---------- Artigo ----------

Na sua eleição, em 1978, poucos tinham ouvido
falar do cardeal Karol Wojtila, de Cracóvia, na Polônia. Eu era então um
jovem sacerdote e me recordo de que meu bispo, já falecido, comentou
com satisfação que tinha uma lembrança da atuação do jovem bispo polonês
Wojtila durante o Concílio Vaticano II, com o qual ele havia
participado de um mesmo grupo de trabalho. Mais tarde vim a saber que
esse jovem bispo polonês participara ativamente da elaboração da
Constituição Pastoral Gaudium et Spes, um dos documentos mais marcantes
daquele concílio.
Sua eleição para o pontificado trouxe ares de
novidade e esperança para a Igreja. Depois de um longo período de papas
de origem italiana, a eleição do papa polonês pôs novamente em evidência
a universalidade da Igreja e a abertura de sua missão a todas as
nações, todos os povos, línguas e culturas. Ainda mais: o novo papa
vinha de um país que vivia a experiência do regime comunista soviético.
Sua eleição não poderia ser insignificante para a política
internacional, pois trazia um elemento novo e surpreendente, que fazia
pensar logo em possíveis mudanças nas relações entre os blocos comunista
e capitalista. E não se enganou quem pensou assim, pois a atuação de
João Paulo II foi importante para as mudanças no mundo socialista e
comunista, que não demoraram a se manifestar.
Para
muitos, São João Paulo II foi um papa político e não se pode negar
isso. De fato, cabe ao papa exercer esse papel no seu significado mais
elevado de promoção do bem comum, da justiça e da paz. O papa polonês
empenhou-se na promoção do diálogo com os governantes e responsáveis
pelos organismos internacionais, clamou pela superação dos conflitos e
pela promoção da paz justa, pelo respeito à dignidade da pessoa humana e
aos seus direitos fundamentais. Empenhou-se no estabelecimento de uma
ordem econômica e financeira internacional justa, que tivesse o homem
como centro, conforme aparece nos seus documentos sociais e
pronunciamentos diante de autoridades e organismos internacionais.
Promoveu a solidariedade entre os povos e culturas, a superação da
miséria e da fome, o respeito pelas culturas dos povos, o diálogo entre
os cristãos e com as diversas religiões.
Tudo isso, certamente,
tem um peso político relevante e o reconhecimento da autoridade moral do
papa apareceu de maneira eloquente no seu funeral, em abril de 2005. Na
Praça de São Pedro, no espaço reservado às autoridades e representações
internacionais, estavam presentes, ou representados, chefes de Estado e
de governo da maioria dos países. Lado a lado, viam-se governantes de
países antes em guerra entre si e que alcançaram a paz graças à ação
diplomática do papa falecido. Até chefes de países ainda em conflito
sentaram-se próximos na cena do funeral, prestando reconhecimento e
homenagem ao pontífice que muito contribuiu para a convivência pacífica
da grande família humana.
O longo pontificado de João Paulo II,
de quase 27 anos, foi especialmente significativo para a vida da Igreja e
lhe deixou um legado imenso. Coube-lhe levar avante a reforma e a
renovação da Igreja, já iniciada por Paulo VI, conforme decisões do
Concílio Vaticano II.

----------

* _Tarefa proposta A_: Reproduza fielmente as linhas dos registros, desde a primeira até a linha que contém "cell-value-label: 0.96 <box>654", incluindo ambas.

---------- Material de origem ----------

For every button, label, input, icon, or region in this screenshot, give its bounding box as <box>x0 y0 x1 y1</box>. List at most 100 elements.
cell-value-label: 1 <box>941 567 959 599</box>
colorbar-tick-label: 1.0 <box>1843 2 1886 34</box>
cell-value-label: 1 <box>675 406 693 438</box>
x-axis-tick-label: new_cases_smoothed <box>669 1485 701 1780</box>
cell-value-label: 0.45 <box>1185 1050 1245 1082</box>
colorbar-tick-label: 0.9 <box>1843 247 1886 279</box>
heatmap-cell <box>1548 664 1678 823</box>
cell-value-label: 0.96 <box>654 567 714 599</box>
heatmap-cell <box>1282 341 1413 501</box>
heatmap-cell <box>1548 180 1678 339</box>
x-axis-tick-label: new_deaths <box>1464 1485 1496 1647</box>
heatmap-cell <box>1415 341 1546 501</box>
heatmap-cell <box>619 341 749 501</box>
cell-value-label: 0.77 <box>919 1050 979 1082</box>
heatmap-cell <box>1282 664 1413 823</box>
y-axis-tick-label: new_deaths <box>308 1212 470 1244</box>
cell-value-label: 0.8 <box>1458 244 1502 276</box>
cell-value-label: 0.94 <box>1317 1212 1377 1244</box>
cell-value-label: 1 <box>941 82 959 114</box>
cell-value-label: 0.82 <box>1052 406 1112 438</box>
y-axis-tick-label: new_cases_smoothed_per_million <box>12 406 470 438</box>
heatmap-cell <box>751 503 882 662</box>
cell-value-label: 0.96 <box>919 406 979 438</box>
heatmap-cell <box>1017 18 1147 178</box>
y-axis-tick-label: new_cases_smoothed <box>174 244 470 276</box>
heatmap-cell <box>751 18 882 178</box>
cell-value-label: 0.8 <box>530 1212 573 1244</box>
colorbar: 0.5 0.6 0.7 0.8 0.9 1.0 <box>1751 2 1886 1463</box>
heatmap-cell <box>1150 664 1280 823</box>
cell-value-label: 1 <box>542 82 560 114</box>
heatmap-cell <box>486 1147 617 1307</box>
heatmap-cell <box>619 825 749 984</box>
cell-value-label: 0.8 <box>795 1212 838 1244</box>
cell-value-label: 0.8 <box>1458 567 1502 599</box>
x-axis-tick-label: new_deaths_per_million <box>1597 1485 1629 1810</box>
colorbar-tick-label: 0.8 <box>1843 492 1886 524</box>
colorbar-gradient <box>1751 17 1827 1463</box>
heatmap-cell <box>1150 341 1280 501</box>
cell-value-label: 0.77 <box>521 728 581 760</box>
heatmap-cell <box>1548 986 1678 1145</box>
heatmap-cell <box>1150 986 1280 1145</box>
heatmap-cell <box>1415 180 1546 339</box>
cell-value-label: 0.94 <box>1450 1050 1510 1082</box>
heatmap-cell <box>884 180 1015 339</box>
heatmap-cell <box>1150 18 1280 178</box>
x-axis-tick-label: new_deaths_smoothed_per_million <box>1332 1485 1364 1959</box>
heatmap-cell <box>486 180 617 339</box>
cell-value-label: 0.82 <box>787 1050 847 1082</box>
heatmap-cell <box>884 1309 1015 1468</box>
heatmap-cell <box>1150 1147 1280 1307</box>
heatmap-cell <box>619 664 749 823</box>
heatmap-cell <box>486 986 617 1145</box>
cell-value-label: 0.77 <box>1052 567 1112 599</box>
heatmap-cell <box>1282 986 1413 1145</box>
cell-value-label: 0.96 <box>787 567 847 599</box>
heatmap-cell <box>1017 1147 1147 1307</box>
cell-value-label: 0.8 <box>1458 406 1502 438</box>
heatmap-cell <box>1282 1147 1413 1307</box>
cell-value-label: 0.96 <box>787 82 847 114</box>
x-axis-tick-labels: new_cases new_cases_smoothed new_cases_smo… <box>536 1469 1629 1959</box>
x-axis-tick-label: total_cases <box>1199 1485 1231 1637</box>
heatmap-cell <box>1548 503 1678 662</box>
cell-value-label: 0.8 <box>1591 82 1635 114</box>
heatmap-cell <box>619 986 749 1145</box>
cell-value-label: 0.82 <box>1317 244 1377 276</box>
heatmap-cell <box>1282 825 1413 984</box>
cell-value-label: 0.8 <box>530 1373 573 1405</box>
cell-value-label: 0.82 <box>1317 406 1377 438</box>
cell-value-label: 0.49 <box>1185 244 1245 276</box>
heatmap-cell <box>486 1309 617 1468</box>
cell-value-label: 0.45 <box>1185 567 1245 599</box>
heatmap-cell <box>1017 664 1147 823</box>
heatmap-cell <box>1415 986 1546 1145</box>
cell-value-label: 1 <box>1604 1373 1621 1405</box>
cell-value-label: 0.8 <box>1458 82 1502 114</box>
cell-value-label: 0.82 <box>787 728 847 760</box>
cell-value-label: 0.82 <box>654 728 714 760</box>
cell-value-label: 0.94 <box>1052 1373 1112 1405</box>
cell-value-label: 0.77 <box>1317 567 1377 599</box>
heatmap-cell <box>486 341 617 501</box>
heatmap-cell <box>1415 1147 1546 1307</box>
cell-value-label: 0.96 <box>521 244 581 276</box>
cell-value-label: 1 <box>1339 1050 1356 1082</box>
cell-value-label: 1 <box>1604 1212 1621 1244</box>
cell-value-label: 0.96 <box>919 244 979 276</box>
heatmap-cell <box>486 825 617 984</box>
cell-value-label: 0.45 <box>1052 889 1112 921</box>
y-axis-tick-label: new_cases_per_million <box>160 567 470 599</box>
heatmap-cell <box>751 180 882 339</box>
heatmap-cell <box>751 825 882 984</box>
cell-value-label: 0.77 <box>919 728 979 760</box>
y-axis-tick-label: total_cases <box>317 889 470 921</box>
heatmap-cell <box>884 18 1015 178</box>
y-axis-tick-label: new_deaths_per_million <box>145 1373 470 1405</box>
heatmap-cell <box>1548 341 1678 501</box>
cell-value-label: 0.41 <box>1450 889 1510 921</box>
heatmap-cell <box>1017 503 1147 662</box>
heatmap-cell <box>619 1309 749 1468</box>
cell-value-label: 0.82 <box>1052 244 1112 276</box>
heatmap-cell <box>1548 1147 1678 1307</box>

----------

* _Tarefa proposta B_:
Responda com base no artigo sobre João Paulo II:
(i) Em que ano ocorreu a eleição do cardeal Karol Wojtila?
(ii) Em que mês e ano foi o funeral do papa?
(iii) Quanto tempo durou o pontificado de João Paulo II?

* _Resposta correta A_:
For every button, label, input, icon, or region in this screenshot, give its bounding box as <box>x0 y0 x1 y1</box>. List at most 100 elements.
cell-value-label: 1 <box>941 567 959 599</box>
colorbar-tick-label: 1.0 <box>1843 2 1886 34</box>
cell-value-label: 1 <box>675 406 693 438</box>
x-axis-tick-label: new_cases_smoothed <box>669 1485 701 1780</box>
cell-value-label: 0.45 <box>1185 1050 1245 1082</box>
colorbar-tick-label: 0.9 <box>1843 247 1886 279</box>
heatmap-cell <box>1548 664 1678 823</box>
cell-value-label: 0.96 <box>654 567 714 599</box>

* _Resposta correta B_:
(i) Em 1978.
(ii) Em abril de 2005.
(iii) Quase 27 anos.